- SHORT TASK -
Pull every line containing "Schwäbisch" from the entries.

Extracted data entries
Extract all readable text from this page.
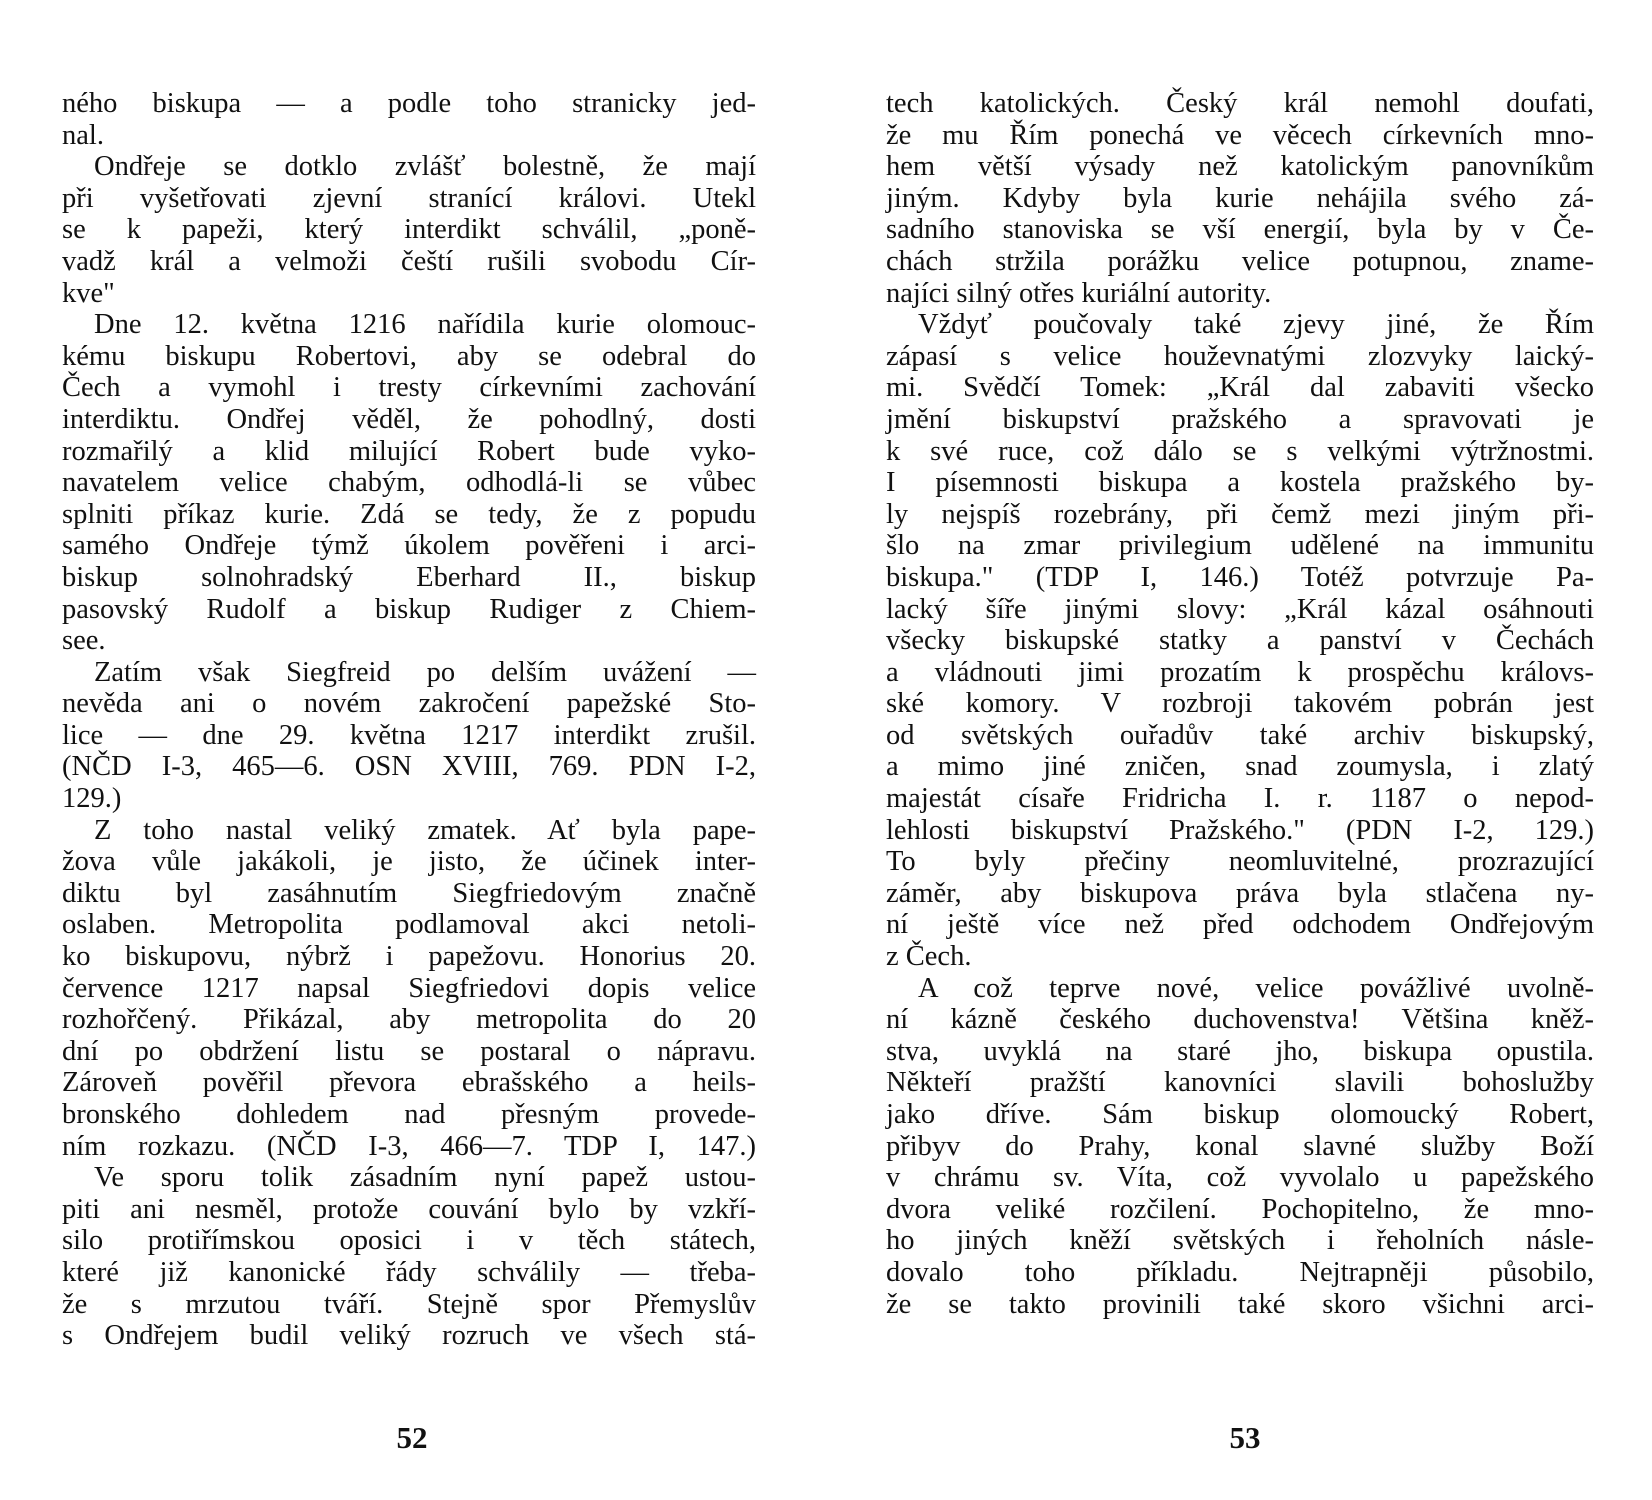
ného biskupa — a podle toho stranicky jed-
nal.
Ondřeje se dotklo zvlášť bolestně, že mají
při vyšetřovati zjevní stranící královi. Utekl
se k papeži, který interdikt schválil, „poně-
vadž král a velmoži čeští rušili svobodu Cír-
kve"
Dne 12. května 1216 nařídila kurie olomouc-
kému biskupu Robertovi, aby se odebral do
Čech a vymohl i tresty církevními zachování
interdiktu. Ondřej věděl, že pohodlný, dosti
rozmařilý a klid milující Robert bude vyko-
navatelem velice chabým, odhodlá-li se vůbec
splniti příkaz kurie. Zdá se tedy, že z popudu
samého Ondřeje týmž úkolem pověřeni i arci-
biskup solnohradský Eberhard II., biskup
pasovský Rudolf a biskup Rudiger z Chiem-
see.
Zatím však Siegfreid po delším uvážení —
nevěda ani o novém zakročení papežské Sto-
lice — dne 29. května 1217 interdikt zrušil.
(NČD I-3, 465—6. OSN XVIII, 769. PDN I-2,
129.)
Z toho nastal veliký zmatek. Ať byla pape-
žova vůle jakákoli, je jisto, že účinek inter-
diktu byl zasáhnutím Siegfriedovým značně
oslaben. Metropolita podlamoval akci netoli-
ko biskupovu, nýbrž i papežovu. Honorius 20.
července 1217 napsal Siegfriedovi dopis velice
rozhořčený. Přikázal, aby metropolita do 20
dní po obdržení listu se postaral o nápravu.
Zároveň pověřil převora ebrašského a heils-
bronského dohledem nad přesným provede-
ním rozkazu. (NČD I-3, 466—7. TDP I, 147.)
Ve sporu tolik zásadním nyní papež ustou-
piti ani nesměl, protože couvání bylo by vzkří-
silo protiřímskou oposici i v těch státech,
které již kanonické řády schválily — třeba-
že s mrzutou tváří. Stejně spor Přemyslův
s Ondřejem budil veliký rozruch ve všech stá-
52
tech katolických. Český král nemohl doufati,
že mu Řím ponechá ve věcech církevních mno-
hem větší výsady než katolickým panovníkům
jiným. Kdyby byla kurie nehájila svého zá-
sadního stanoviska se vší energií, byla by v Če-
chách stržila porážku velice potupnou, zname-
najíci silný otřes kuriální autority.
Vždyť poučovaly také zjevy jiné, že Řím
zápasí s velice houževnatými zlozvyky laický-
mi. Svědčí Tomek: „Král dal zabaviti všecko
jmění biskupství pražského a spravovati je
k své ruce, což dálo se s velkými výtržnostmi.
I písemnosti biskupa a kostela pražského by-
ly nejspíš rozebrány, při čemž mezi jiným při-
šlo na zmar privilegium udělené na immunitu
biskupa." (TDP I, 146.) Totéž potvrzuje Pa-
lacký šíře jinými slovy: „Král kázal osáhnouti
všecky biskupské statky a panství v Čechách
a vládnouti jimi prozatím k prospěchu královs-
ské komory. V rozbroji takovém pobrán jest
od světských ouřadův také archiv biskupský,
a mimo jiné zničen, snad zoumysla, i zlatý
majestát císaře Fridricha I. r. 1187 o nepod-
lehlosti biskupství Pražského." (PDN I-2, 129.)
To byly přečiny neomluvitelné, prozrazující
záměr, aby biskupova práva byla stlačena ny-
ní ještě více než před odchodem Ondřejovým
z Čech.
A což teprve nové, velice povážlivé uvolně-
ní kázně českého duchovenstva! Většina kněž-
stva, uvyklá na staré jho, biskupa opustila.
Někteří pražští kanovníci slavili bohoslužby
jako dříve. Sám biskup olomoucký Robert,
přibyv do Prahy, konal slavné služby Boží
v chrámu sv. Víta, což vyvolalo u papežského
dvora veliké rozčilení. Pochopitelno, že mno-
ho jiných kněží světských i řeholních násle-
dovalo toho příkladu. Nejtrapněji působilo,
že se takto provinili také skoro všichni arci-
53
--
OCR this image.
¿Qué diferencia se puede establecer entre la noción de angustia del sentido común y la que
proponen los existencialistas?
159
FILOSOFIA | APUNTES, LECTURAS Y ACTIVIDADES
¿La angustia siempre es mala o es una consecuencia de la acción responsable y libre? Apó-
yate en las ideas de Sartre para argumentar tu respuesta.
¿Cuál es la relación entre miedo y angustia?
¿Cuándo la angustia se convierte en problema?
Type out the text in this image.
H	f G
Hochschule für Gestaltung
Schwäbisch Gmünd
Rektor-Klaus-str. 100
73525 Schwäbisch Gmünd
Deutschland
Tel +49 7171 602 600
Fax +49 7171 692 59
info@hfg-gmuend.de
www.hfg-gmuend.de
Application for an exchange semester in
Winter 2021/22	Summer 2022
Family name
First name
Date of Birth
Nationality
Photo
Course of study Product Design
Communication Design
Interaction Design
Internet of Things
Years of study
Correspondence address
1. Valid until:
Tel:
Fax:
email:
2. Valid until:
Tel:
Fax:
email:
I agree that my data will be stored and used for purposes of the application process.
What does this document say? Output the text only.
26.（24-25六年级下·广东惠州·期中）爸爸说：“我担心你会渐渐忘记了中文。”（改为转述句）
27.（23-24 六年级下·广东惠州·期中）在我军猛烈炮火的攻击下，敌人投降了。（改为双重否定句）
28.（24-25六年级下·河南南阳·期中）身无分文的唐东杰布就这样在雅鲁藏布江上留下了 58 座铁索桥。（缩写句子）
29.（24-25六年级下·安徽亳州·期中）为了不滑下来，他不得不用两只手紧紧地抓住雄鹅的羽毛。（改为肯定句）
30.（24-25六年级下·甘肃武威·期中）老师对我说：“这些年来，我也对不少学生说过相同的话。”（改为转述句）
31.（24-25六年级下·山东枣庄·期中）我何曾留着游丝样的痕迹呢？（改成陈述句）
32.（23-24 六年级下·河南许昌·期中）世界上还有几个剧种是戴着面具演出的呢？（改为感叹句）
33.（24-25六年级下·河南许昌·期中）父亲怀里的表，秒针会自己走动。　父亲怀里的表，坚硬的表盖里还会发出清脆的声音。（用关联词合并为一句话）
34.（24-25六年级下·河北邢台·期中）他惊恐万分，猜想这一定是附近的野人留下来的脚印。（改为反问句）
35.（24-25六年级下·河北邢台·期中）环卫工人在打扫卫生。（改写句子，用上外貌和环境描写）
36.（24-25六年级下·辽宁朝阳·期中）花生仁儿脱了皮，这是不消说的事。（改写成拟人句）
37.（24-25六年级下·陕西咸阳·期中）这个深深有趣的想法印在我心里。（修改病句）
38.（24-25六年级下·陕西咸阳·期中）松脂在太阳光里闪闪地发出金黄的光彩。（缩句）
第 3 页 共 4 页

- THE SOLUTION -
Schwäbisch Gmünd
73525 Schwäbisch Gmünd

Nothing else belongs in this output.